* start *

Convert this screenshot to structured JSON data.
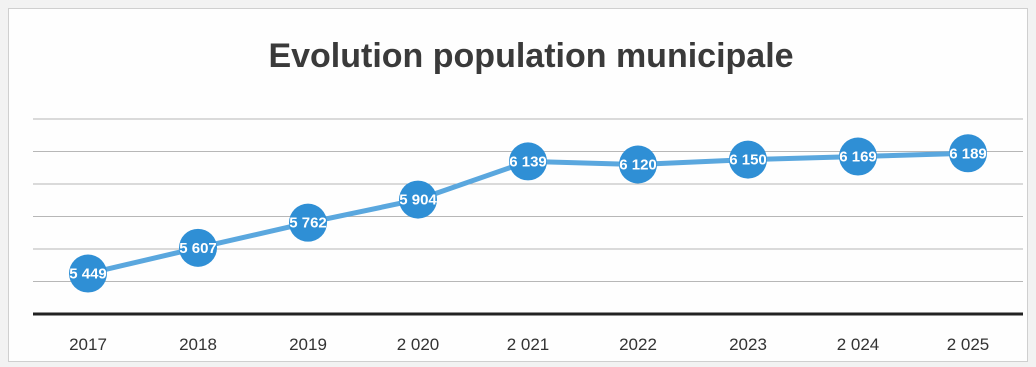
{
  "chart_data": {
    "type": "line",
    "title": "Evolution population municipale",
    "xlabel": "",
    "ylabel": "",
    "categories": [
      "2017",
      "2018",
      "2019",
      "2 020",
      "2 021",
      "2022",
      "2023",
      "2 024",
      "2 025"
    ],
    "series": [
      {
        "values": [
          5449,
          5607,
          5762,
          5904,
          6139,
          6120,
          6150,
          6169,
          6189
        ],
        "data_labels": [
          "5 449",
          "5 607",
          "5 762",
          "5 904",
          "6 139",
          "6 120",
          "6 150",
          "6 169",
          "6 189"
        ]
      }
    ],
    "ylim": [
      5200,
      6400
    ],
    "grid": true,
    "legend": "none",
    "colors": {
      "line": "#5aa7de",
      "marker": "#2f8fd5",
      "gridline": "#b7b7b7",
      "axis": "#222222",
      "data_label_text": "#ffffff",
      "title_text": "#3a3a3a"
    }
  }
}
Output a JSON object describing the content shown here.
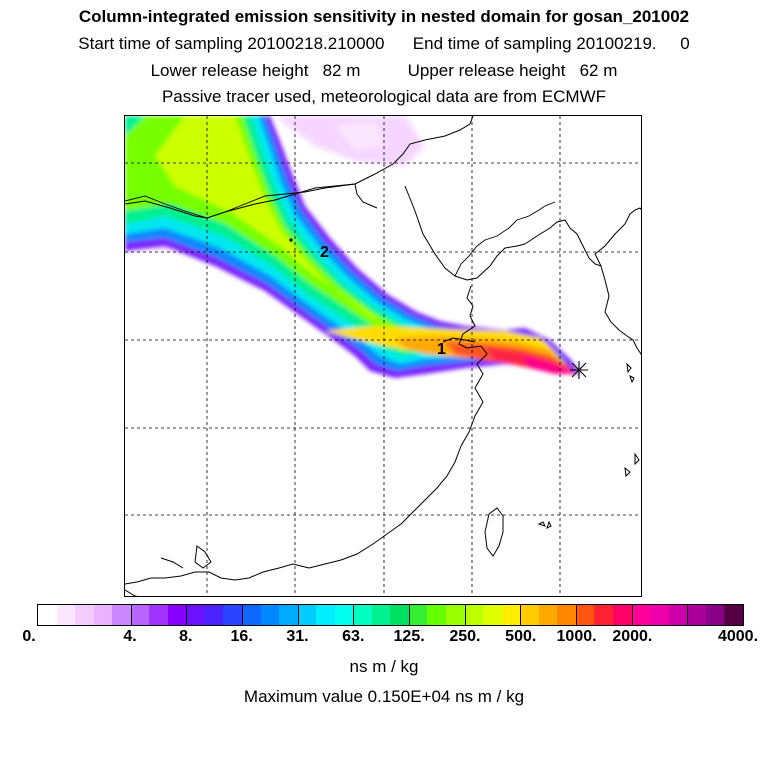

* end *

**Instructions to follow**.
Filter the entries and copy out every line with the word "JSON".

**Worked solution**.
Convert this screenshot to structured JSON data.
Output a JSON object describing the content shown here.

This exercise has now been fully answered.